-- SET PROBLEM --
Present the following entries again, word for word and in full.

----------------------------------------

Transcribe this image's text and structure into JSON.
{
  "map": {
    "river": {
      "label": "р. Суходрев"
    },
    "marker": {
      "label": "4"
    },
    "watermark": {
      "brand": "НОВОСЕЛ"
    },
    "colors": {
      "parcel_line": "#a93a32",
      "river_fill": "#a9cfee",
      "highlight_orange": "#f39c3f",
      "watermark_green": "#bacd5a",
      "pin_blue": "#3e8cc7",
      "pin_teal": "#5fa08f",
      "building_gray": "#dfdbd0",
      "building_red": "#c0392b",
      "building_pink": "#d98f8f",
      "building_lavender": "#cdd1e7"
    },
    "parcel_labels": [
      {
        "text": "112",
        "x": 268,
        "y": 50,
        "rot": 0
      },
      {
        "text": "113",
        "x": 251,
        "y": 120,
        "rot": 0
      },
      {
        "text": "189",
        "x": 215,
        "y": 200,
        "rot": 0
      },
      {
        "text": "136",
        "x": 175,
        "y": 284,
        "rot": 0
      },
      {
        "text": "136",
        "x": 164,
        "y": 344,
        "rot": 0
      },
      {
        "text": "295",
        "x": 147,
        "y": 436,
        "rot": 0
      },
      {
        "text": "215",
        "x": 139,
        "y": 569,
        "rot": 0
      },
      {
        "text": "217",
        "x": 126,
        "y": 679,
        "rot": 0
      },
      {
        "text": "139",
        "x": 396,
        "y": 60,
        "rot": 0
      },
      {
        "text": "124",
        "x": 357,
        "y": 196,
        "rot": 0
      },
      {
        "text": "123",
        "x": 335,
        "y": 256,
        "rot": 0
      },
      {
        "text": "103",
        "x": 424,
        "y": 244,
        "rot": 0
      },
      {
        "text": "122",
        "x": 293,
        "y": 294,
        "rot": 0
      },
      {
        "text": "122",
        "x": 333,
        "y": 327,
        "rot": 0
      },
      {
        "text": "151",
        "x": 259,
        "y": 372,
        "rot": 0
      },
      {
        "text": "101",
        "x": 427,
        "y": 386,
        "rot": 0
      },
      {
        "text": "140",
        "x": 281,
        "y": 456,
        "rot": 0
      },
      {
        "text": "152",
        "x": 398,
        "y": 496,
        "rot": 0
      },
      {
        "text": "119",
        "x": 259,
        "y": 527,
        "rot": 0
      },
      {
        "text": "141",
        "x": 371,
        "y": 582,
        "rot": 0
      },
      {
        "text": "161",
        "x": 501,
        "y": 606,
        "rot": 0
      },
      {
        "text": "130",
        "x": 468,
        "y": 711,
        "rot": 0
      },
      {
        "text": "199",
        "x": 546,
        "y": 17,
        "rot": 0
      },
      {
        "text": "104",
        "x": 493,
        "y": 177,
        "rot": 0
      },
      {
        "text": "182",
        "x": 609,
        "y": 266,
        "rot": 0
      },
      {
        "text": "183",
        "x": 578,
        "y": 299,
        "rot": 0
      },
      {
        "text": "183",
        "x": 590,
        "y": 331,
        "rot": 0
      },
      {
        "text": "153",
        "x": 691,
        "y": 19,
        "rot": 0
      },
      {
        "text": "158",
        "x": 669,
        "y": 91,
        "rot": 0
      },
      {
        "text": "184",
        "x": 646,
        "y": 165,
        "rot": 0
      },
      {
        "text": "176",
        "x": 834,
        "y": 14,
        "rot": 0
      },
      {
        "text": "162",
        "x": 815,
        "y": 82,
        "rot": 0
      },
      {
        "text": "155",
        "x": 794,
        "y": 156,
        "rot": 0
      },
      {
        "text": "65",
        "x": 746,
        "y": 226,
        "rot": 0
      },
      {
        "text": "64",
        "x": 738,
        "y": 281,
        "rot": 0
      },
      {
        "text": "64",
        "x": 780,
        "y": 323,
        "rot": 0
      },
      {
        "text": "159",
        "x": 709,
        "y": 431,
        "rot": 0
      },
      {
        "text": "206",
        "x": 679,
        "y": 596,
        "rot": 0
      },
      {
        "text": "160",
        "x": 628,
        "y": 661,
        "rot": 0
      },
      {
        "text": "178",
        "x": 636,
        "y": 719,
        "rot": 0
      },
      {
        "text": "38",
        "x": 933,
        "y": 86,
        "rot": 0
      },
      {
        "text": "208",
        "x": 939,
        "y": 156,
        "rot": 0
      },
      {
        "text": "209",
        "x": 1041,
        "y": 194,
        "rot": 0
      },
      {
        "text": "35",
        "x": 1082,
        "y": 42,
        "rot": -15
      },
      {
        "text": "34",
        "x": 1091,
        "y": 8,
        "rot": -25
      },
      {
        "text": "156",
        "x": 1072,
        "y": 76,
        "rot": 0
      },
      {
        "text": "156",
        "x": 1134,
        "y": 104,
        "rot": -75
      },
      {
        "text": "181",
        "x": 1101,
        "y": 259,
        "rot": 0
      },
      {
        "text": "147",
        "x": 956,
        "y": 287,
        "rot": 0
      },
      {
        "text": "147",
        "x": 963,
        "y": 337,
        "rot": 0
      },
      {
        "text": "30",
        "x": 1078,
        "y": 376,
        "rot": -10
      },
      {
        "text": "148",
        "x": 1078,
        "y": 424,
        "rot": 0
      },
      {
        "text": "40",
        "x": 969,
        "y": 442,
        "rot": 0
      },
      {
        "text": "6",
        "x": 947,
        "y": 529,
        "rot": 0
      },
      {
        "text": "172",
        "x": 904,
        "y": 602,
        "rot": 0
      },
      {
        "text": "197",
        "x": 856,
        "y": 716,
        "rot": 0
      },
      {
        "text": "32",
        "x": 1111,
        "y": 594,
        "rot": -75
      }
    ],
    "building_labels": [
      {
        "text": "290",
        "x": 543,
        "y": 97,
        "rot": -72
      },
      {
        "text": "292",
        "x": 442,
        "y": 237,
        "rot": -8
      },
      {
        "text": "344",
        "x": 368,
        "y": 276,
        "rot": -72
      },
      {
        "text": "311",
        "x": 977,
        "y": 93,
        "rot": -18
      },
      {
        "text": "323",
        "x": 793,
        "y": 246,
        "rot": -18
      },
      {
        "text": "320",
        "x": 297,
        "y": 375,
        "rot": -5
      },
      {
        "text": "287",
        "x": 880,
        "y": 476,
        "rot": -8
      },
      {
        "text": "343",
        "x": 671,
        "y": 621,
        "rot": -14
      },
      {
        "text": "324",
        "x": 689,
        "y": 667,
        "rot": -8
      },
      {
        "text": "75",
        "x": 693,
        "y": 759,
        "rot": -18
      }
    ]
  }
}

----------------------------------------

-- FINISHED EXERCISE --
Transcribe this image's text and structure into JSON.
{
  "map": {
    "river": {
      "label": "р. Суходрев"
    },
    "marker": {
      "label": "4"
    },
    "watermark": {
      "brand": "НОВОСЕЛ"
    },
    "colors": {
      "parcel_line": "#a93a32",
      "river_fill": "#a9cfee",
      "highlight_orange": "#f39c3f",
      "watermark_green": "#bacd5a",
      "pin_blue": "#3e8cc7",
      "pin_teal": "#5fa08f",
      "building_gray": "#dfdbd0",
      "building_red": "#c0392b",
      "building_pink": "#d98f8f",
      "building_lavender": "#cdd1e7"
    },
    "parcel_labels": [
      {
        "text": "112",
        "x": 268,
        "y": 50,
        "rot": 0
      },
      {
        "text": "113",
        "x": 251,
        "y": 120,
        "rot": 0
      },
      {
        "text": "189",
        "x": 215,
        "y": 200,
        "rot": 0
      },
      {
        "text": "136",
        "x": 175,
        "y": 284,
        "rot": 0
      },
      {
        "text": "136",
        "x": 164,
        "y": 344,
        "rot": 0
      },
      {
        "text": "295",
        "x": 147,
        "y": 436,
        "rot": 0
      },
      {
        "text": "215",
        "x": 139,
        "y": 569,
        "rot": 0
      },
      {
        "text": "217",
        "x": 126,
        "y": 679,
        "rot": 0
      },
      {
        "text": "139",
        "x": 396,
        "y": 60,
        "rot": 0
      },
      {
        "text": "124",
        "x": 357,
        "y": 196,
        "rot": 0
      },
      {
        "text": "123",
        "x": 335,
        "y": 256,
        "rot": 0
      },
      {
        "text": "103",
        "x": 424,
        "y": 244,
        "rot": 0
      },
      {
        "text": "122",
        "x": 293,
        "y": 294,
        "rot": 0
      },
      {
        "text": "122",
        "x": 333,
        "y": 327,
        "rot": 0
      },
      {
        "text": "151",
        "x": 259,
        "y": 372,
        "rot": 0
      },
      {
        "text": "101",
        "x": 427,
        "y": 386,
        "rot": 0
      },
      {
        "text": "140",
        "x": 281,
        "y": 456,
        "rot": 0
      },
      {
        "text": "152",
        "x": 398,
        "y": 496,
        "rot": 0
      },
      {
        "text": "119",
        "x": 259,
        "y": 527,
        "rot": 0
      },
      {
        "text": "141",
        "x": 371,
        "y": 582,
        "rot": 0
      },
      {
        "text": "161",
        "x": 501,
        "y": 606,
        "rot": 0
      },
      {
        "text": "130",
        "x": 468,
        "y": 711,
        "rot": 0
      },
      {
        "text": "199",
        "x": 546,
        "y": 17,
        "rot": 0
      },
      {
        "text": "104",
        "x": 493,
        "y": 177,
        "rot": 0
      },
      {
        "text": "182",
        "x": 609,
        "y": 266,
        "rot": 0
      },
      {
        "text": "183",
        "x": 578,
        "y": 299,
        "rot": 0
      },
      {
        "text": "183",
        "x": 590,
        "y": 331,
        "rot": 0
      },
      {
        "text": "153",
        "x": 691,
        "y": 19,
        "rot": 0
      },
      {
        "text": "158",
        "x": 669,
        "y": 91,
        "rot": 0
      },
      {
        "text": "184",
        "x": 646,
        "y": 165,
        "rot": 0
      },
      {
        "text": "176",
        "x": 834,
        "y": 14,
        "rot": 0
      },
      {
        "text": "162",
        "x": 815,
        "y": 82,
        "rot": 0
      },
      {
        "text": "155",
        "x": 794,
        "y": 156,
        "rot": 0
      },
      {
        "text": "65",
        "x": 746,
        "y": 226,
        "rot": 0
      },
      {
        "text": "64",
        "x": 738,
        "y": 281,
        "rot": 0
      },
      {
        "text": "64",
        "x": 780,
        "y": 323,
        "rot": 0
      },
      {
        "text": "159",
        "x": 709,
        "y": 431,
        "rot": 0
      },
      {
        "text": "206",
        "x": 679,
        "y": 596,
        "rot": 0
      },
      {
        "text": "160",
        "x": 628,
        "y": 661,
        "rot": 0
      },
      {
        "text": "178",
        "x": 636,
        "y": 719,
        "rot": 0
      },
      {
        "text": "38",
        "x": 933,
        "y": 86,
        "rot": 0
      },
      {
        "text": "208",
        "x": 939,
        "y": 156,
        "rot": 0
      },
      {
        "text": "209",
        "x": 1041,
        "y": 194,
        "rot": 0
      },
      {
        "text": "35",
        "x": 1082,
        "y": 42,
        "rot": -15
      },
      {
        "text": "34",
        "x": 1091,
        "y": 8,
        "rot": -25
      },
      {
        "text": "156",
        "x": 1072,
        "y": 76,
        "rot": 0
      },
      {
        "text": "156",
        "x": 1134,
        "y": 104,
        "rot": -75
      },
      {
        "text": "181",
        "x": 1101,
        "y": 259,
        "rot": 0
      },
      {
        "text": "147",
        "x": 956,
        "y": 287,
        "rot": 0
      },
      {
        "text": "147",
        "x": 963,
        "y": 337,
        "rot": 0
      },
      {
        "text": "30",
        "x": 1078,
        "y": 376,
        "rot": -10
      },
      {
        "text": "148",
        "x": 1078,
        "y": 424,
        "rot": 0
      },
      {
        "text": "40",
        "x": 969,
        "y": 442,
        "rot": 0
      },
      {
        "text": "6",
        "x": 947,
        "y": 529,
        "rot": 0
      },
      {
        "text": "172",
        "x": 904,
        "y": 602,
        "rot": 0
      },
      {
        "text": "197",
        "x": 856,
        "y": 716,
        "rot": 0
      },
      {
        "text": "32",
        "x": 1111,
        "y": 594,
        "rot": -75
      }
    ],
    "building_labels": [
      {
        "text": "290",
        "x": 543,
        "y": 97,
        "rot": -72
      },
      {
        "text": "292",
        "x": 442,
        "y": 237,
        "rot": -8
      },
      {
        "text": "344",
        "x": 368,
        "y": 276,
        "rot": -72
      },
      {
        "text": "311",
        "x": 977,
        "y": 93,
        "rot": -18
      },
      {
        "text": "323",
        "x": 793,
        "y": 246,
        "rot": -18
      },
      {
        "text": "320",
        "x": 297,
        "y": 375,
        "rot": -5
      },
      {
        "text": "287",
        "x": 880,
        "y": 476,
        "rot": -8
      },
      {
        "text": "343",
        "x": 671,
        "y": 621,
        "rot": -14
      },
      {
        "text": "324",
        "x": 689,
        "y": 667,
        "rot": -8
      },
      {
        "text": "75",
        "x": 693,
        "y": 759,
        "rot": -18
      }
    ]
  }
}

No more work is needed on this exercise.